#### Information shown:
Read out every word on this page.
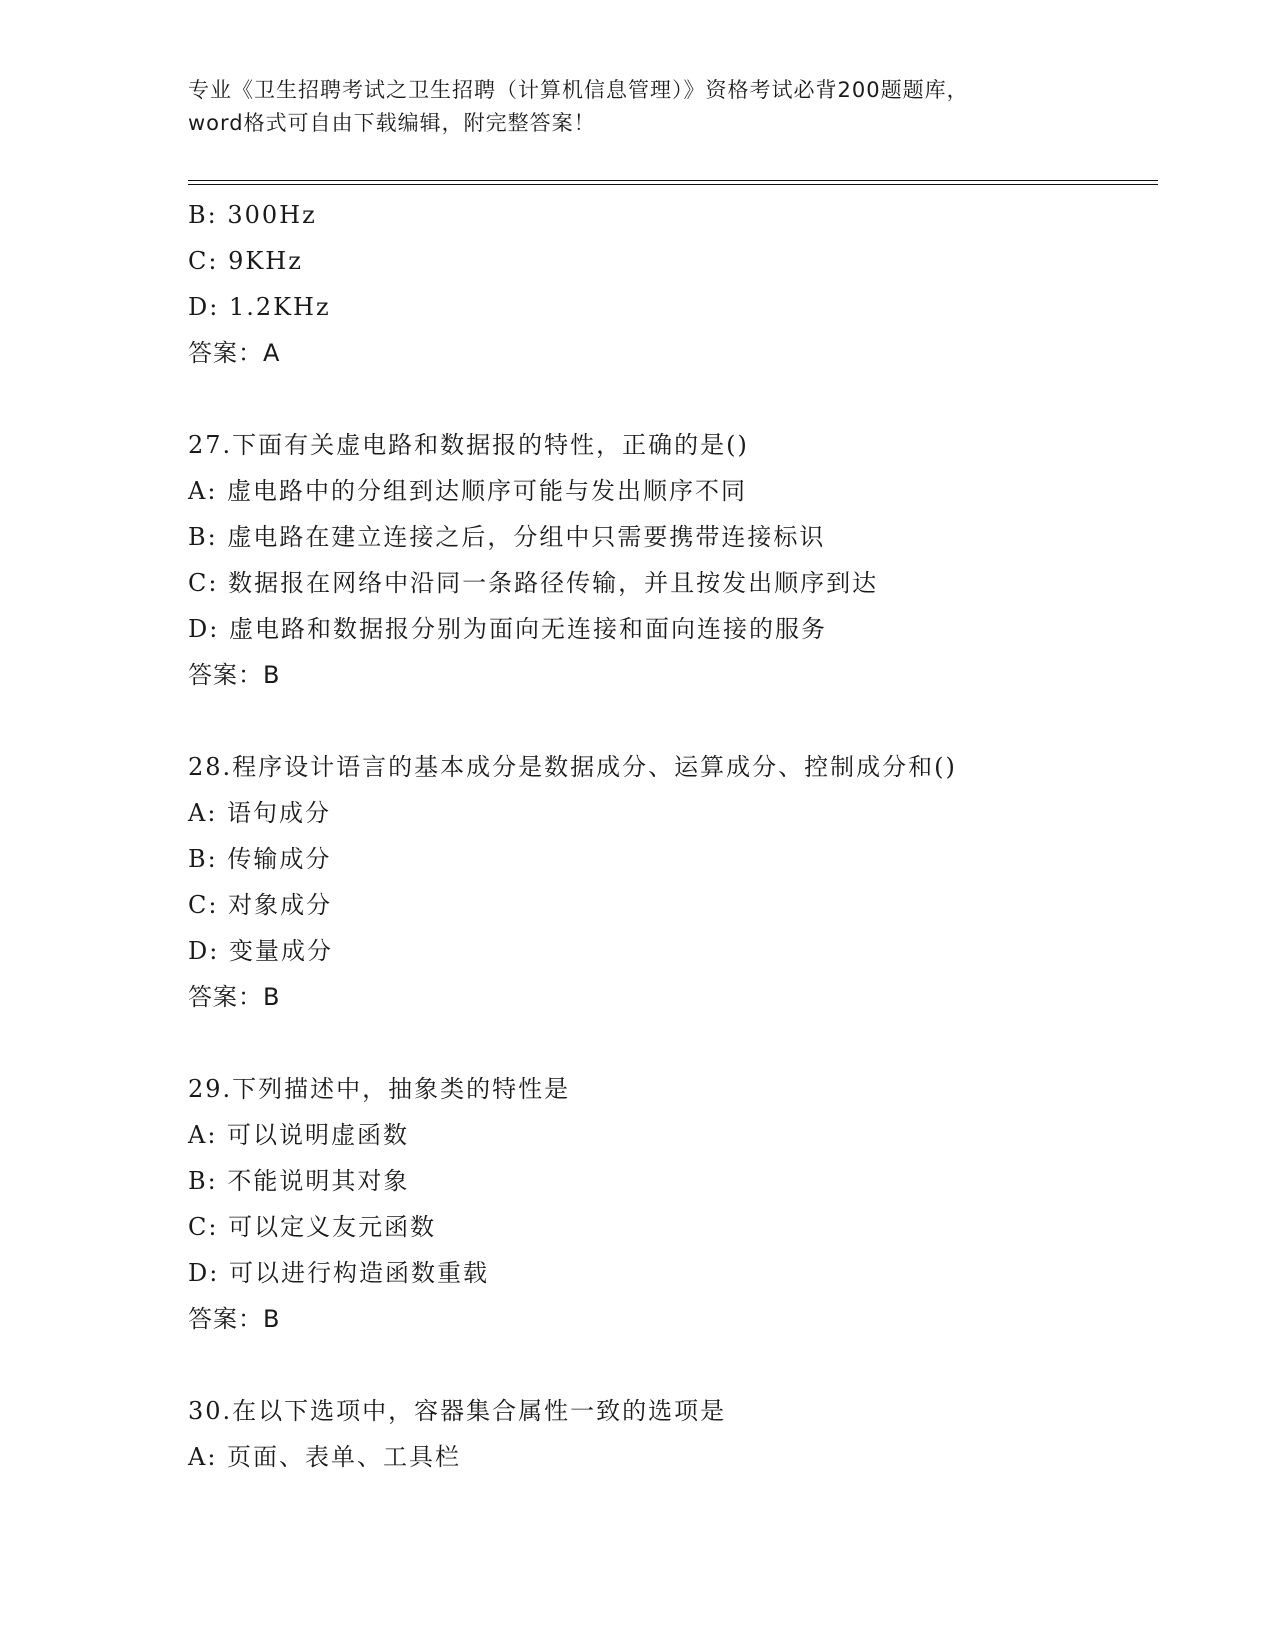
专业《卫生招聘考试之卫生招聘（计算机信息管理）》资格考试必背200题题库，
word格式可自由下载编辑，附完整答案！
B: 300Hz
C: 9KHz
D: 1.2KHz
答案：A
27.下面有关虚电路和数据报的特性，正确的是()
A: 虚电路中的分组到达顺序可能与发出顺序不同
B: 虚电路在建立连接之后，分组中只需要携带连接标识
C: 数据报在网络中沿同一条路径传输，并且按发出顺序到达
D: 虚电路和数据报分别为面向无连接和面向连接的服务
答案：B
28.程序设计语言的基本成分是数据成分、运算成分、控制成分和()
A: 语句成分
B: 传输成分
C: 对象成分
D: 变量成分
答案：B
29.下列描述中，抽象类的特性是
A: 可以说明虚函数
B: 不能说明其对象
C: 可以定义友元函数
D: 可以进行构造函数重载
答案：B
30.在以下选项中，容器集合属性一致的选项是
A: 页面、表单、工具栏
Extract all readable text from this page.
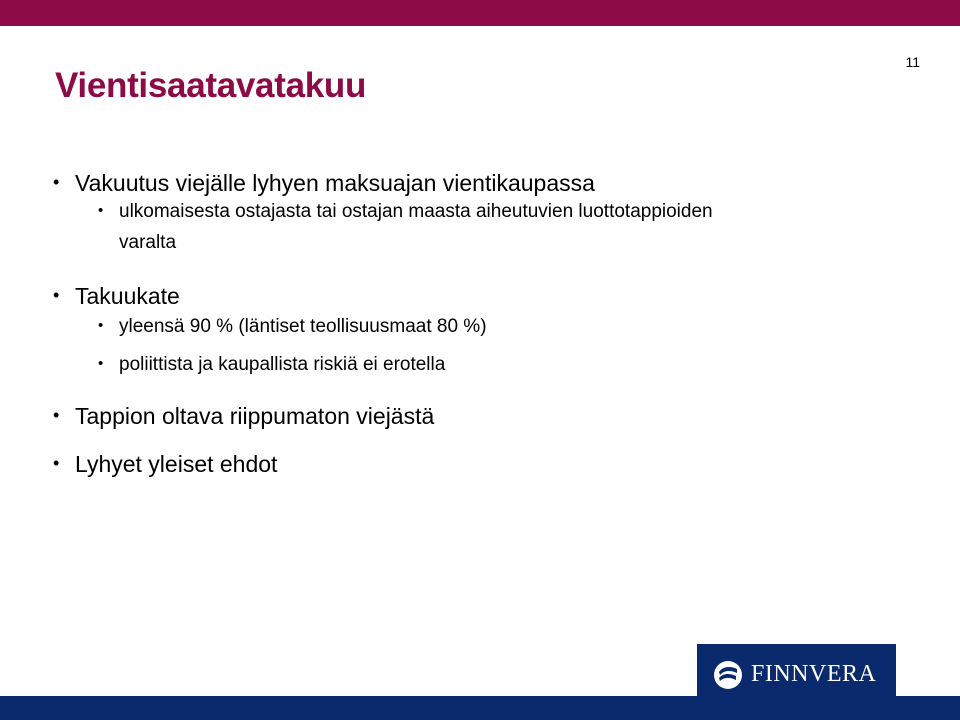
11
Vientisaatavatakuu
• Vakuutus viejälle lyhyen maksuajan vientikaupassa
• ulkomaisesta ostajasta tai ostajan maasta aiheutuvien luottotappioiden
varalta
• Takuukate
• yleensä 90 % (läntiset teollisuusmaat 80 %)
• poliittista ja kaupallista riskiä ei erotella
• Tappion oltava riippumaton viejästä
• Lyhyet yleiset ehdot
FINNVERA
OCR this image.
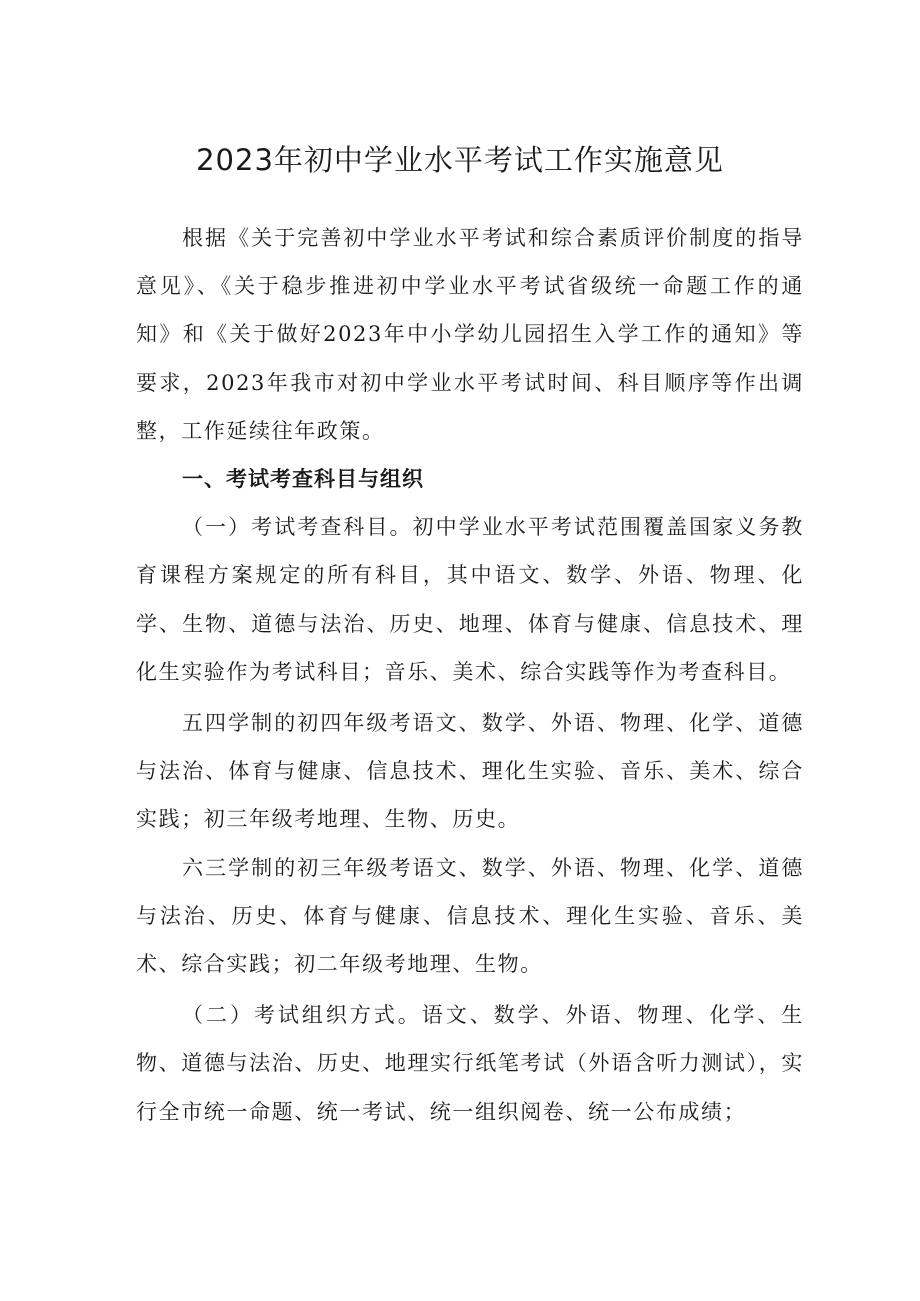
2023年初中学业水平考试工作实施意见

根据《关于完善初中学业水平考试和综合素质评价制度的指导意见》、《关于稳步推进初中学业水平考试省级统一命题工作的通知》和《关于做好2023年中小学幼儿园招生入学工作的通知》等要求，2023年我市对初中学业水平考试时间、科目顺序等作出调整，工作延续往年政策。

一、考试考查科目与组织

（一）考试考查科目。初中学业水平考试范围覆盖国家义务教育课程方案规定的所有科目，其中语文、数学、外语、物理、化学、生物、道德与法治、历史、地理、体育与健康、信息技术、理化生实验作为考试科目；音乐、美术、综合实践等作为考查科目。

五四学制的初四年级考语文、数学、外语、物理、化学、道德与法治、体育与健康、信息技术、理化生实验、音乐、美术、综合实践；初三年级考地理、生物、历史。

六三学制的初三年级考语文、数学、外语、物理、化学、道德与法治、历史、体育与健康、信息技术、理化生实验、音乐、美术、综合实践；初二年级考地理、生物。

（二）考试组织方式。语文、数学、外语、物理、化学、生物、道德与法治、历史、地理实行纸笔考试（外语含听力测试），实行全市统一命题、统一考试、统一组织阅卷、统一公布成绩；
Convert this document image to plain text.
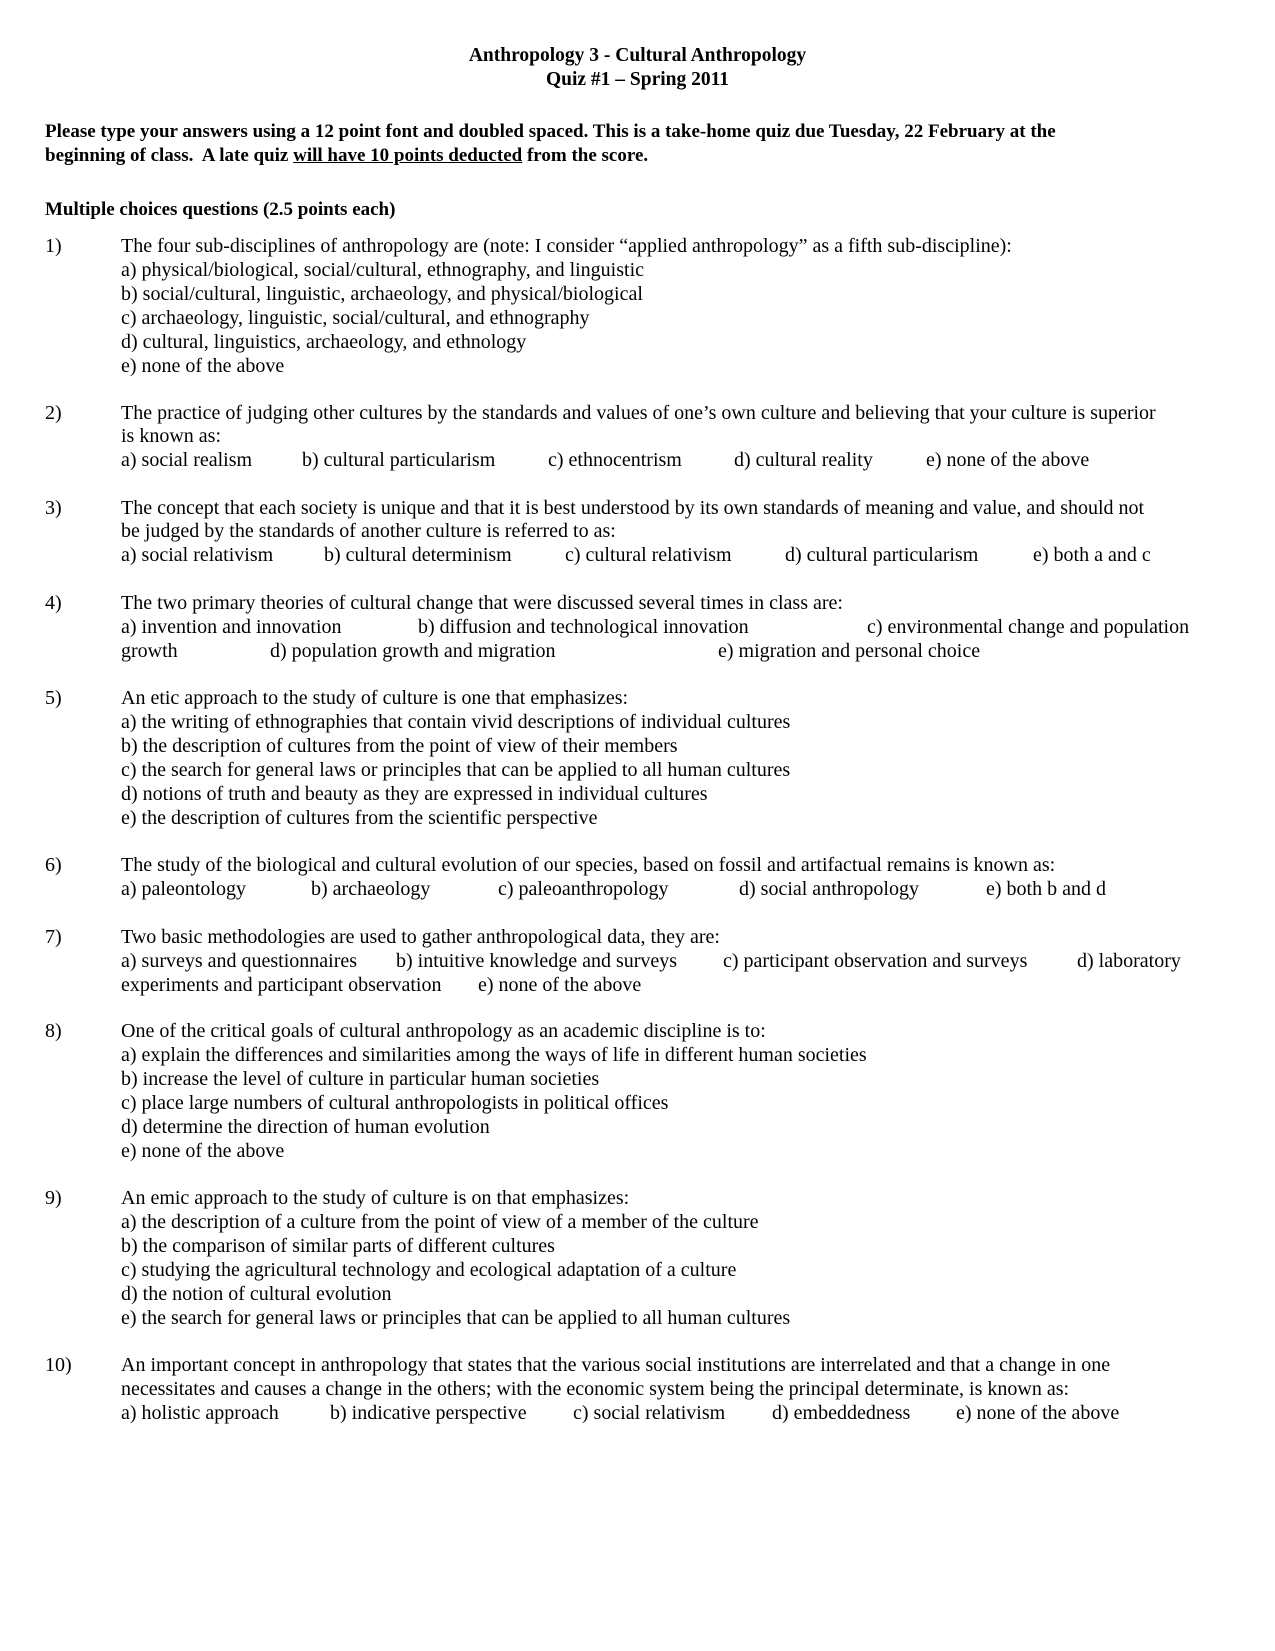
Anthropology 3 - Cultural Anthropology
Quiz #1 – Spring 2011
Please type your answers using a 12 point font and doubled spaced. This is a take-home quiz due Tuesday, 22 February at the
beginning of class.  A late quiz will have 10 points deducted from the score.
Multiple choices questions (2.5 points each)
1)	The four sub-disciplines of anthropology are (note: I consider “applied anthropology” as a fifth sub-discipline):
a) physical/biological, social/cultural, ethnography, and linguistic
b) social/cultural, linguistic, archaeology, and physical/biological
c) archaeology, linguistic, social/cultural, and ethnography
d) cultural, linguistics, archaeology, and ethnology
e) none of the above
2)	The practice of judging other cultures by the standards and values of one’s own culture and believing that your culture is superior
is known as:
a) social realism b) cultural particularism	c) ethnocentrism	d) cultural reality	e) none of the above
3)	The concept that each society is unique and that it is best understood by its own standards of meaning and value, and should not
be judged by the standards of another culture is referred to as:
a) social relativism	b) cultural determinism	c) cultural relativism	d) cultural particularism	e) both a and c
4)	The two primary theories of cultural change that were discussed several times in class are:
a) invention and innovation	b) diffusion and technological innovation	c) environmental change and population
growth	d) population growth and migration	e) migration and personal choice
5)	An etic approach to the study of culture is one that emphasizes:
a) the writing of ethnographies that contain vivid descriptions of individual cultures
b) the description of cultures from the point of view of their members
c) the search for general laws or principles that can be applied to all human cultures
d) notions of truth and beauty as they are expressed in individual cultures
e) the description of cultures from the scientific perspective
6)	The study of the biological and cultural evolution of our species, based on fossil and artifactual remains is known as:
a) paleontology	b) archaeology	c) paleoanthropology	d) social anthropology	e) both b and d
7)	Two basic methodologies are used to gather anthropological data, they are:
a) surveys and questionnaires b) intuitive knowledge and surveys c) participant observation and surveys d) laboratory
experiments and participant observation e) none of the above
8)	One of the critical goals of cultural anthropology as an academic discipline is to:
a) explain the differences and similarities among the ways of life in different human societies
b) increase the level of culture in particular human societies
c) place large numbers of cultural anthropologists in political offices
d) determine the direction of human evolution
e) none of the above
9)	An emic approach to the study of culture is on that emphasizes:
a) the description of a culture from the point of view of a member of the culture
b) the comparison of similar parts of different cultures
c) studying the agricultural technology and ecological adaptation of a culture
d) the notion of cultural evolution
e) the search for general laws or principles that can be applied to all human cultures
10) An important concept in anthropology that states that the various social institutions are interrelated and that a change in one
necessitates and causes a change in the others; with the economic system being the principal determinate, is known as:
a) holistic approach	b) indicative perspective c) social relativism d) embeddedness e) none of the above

#### Stated problem:
Find the word "points" in the records and pull out each line that has it.

#### Output for this task:
beginning of class.  A late quiz will have 10 points deducted from the score.
Multiple choices questions (2.5 points each)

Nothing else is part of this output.